Look through the entries and report how many lines include the word "value". Give the number alone.

Records from a collection of figures
⁂

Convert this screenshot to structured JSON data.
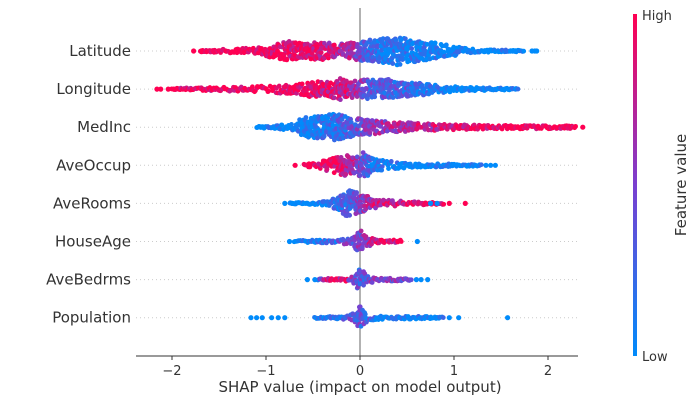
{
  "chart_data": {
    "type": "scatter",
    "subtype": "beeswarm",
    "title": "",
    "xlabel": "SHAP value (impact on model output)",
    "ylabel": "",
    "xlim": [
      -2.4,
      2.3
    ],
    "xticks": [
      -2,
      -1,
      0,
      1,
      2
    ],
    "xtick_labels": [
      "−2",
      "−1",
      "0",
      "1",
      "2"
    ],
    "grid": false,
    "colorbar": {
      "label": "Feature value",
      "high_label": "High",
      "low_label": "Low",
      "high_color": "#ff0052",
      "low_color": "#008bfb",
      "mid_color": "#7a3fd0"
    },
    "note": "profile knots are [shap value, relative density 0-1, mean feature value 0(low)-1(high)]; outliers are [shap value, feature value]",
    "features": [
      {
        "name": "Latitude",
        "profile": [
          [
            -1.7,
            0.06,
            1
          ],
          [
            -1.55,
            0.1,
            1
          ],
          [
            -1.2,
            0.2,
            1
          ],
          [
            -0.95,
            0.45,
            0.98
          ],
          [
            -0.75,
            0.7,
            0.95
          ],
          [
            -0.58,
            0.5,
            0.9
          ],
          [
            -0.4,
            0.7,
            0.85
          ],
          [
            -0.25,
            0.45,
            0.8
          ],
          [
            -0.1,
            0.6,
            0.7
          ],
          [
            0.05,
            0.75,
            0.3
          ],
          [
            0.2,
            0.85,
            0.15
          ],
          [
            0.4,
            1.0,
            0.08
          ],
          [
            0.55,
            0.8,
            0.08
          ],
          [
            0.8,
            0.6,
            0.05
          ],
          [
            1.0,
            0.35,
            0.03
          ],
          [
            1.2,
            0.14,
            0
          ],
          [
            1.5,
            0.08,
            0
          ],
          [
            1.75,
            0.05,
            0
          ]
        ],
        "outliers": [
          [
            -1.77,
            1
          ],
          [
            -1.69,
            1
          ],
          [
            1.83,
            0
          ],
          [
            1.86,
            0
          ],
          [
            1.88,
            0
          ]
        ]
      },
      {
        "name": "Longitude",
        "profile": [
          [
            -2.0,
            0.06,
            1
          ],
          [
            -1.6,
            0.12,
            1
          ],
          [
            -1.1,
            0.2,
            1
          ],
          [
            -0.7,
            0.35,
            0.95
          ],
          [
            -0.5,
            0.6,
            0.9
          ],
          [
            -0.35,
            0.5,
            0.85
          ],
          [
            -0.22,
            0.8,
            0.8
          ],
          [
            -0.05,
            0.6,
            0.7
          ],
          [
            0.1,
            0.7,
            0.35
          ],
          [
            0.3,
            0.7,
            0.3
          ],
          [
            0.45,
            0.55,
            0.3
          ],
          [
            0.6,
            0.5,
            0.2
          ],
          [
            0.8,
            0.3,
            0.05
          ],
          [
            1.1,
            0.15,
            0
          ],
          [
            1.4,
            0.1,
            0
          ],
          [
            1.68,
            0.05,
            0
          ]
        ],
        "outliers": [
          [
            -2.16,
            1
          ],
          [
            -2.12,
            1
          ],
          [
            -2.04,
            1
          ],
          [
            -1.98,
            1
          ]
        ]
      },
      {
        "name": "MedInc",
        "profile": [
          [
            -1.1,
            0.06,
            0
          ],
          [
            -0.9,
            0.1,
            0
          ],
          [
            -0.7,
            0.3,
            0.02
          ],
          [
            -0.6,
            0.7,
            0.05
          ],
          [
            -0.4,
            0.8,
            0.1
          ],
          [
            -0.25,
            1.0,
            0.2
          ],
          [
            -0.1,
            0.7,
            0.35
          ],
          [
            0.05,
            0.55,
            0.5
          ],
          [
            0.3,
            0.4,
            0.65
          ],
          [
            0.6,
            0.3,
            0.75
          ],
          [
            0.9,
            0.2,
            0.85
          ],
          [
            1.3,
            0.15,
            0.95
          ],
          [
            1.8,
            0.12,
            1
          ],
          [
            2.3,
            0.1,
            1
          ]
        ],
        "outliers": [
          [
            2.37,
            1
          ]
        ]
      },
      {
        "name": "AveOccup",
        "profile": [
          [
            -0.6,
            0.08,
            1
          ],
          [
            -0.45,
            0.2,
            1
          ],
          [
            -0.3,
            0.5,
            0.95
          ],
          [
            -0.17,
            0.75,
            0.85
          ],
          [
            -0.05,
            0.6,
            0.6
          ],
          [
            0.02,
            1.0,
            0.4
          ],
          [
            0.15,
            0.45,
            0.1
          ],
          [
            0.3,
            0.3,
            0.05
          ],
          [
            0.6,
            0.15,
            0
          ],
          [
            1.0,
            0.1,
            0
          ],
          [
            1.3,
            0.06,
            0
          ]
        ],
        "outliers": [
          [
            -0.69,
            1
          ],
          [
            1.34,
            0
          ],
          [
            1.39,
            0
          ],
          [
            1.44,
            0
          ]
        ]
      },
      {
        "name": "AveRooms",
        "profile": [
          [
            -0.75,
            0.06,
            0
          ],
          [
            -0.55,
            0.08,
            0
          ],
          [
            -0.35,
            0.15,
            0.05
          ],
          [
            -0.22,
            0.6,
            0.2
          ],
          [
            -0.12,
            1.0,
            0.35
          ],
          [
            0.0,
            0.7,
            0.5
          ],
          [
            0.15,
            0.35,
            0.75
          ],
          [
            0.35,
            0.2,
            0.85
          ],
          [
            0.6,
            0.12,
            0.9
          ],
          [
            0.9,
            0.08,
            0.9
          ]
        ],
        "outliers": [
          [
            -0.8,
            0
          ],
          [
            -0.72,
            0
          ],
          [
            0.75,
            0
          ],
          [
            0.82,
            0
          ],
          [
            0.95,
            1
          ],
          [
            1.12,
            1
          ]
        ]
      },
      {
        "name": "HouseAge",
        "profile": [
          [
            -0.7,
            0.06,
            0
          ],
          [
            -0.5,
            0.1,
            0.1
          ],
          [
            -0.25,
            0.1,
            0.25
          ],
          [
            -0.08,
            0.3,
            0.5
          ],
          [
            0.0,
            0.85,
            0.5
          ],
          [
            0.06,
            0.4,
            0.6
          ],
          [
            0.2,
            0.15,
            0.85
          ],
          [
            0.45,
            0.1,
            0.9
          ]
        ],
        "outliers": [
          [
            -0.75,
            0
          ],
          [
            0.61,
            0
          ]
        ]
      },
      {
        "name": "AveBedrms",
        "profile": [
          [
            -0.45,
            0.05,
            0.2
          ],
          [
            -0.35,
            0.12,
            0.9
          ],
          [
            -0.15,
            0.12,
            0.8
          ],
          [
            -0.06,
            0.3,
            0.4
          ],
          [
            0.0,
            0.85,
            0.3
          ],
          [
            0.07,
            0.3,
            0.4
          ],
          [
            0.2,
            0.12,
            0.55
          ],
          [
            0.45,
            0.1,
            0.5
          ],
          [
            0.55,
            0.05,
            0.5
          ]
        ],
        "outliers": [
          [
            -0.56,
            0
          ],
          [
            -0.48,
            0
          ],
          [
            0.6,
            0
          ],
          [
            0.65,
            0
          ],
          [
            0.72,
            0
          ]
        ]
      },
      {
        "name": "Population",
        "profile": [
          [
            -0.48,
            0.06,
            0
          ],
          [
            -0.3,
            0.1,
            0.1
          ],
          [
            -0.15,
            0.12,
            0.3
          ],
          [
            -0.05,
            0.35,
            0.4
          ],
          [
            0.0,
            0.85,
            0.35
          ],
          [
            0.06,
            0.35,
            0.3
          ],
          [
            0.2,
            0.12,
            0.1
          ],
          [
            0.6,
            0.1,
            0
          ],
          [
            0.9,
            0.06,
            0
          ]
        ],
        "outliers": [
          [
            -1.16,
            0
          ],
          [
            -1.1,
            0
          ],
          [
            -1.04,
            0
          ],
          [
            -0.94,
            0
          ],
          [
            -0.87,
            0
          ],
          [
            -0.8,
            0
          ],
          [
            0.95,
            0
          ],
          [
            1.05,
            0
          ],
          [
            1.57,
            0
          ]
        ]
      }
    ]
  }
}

⁂

RESULT:
3